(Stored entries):
>>>

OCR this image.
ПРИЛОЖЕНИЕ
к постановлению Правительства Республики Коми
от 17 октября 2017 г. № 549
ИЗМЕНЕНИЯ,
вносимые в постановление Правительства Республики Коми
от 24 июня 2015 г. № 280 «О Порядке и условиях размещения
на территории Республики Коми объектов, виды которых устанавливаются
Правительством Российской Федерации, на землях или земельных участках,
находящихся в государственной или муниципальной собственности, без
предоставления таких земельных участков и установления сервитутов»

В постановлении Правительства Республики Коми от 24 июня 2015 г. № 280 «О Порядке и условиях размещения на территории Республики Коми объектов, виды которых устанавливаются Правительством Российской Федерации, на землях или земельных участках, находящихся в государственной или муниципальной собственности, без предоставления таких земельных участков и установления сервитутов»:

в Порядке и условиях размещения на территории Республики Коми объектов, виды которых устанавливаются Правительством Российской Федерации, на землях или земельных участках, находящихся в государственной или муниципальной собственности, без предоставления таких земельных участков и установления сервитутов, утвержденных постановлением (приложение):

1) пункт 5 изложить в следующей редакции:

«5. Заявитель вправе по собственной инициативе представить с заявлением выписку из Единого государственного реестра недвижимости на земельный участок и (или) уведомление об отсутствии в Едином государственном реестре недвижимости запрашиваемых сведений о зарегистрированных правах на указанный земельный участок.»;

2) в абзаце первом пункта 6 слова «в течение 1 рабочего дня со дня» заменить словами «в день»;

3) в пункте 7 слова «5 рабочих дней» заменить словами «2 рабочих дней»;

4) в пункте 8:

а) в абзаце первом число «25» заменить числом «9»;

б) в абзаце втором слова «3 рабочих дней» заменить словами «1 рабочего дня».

<<<

(Task directions): State the number of lines in these entries that include the string "абзаце". Provide nothing beyond that number.

(Reply): 3